Stored records:
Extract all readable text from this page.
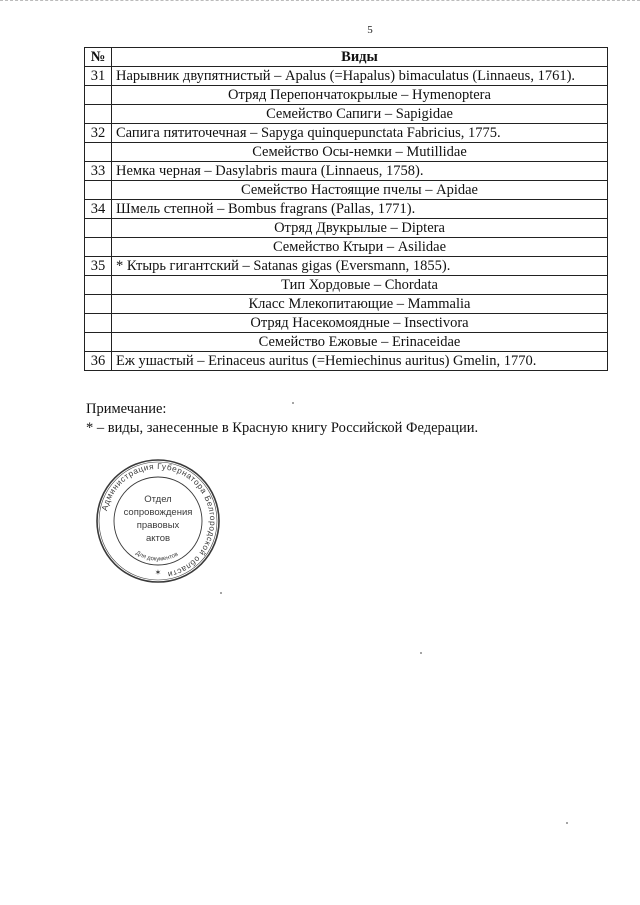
5
№	Виды
31	Нарывник двупятнистый – Apalus (=Hapalus) bimaculatus (Linnaeus, 1761).
	Отряд Перепончатокрылые – Hymenoptera
	Семейство Сапиги – Sapigidae
32	Сапига пятиточечная – Sapyga quinquepunctata Fabricius, 1775.
	Семейство Осы-немки – Mutillidae
33	Немка черная – Dasylabris maura (Linnaeus, 1758).
	Семейство Настоящие пчелы – Apidae
34	Шмель степной – Bombus fragrans (Pallas, 1771).
	Отряд Двукрылые – Diptera
	Семейство Ктыри – Asilidae
35	* Ктырь гигантский – Satanas gigas (Eversmann, 1855).
	Тип Хордовые – Chordata
	Класс Млекопитающие – Mammalia
	Отряд Насекомоядные – Insectivora
	Семейство Ежовые – Erinaceidae
36	Еж ушастый – Erinaceus auritus (=Hemiechinus auritus) Gmelin, 1770.
Примечание:
* – виды, занесенные в Красную книгу Российской Федерации.
Администрация Губернатора Белгородской области
Для документов
Отдел
сопровождения
правовых
актов
✶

Aim:
Leaving the pictures aside, transcribe the entire listing exactly.

Response to the task:
Extract all readable text from this page.
5
№	Виды
31	Нарывник двупятнистый – Apalus (=Hapalus) bimaculatus (Linnaeus, 1761).
	Отряд Перепончатокрылые – Hymenoptera
	Семейство Сапиги – Sapigidae
32	Сапига пятиточечная – Sapyga quinquepunctata Fabricius, 1775.
	Семейство Осы-немки – Mutillidae
33	Немка черная – Dasylabris maura (Linnaeus, 1758).
	Семейство Настоящие пчелы – Apidae
34	Шмель степной – Bombus fragrans (Pallas, 1771).
	Отряд Двукрылые – Diptera
	Семейство Ктыри – Asilidae
35	* Ктырь гигантский – Satanas gigas (Eversmann, 1855).
	Тип Хордовые – Chordata
	Класс Млекопитающие – Mammalia
	Отряд Насекомоядные – Insectivora
	Семейство Ежовые – Erinaceidae
36	Еж ушастый – Erinaceus auritus (=Hemiechinus auritus) Gmelin, 1770.
Примечание:
* – виды, занесенные в Красную книгу Российской Федерации.
Администрация Губернатора Белгородской области
Для документов
Отдел
сопровождения
правовых
актов
✶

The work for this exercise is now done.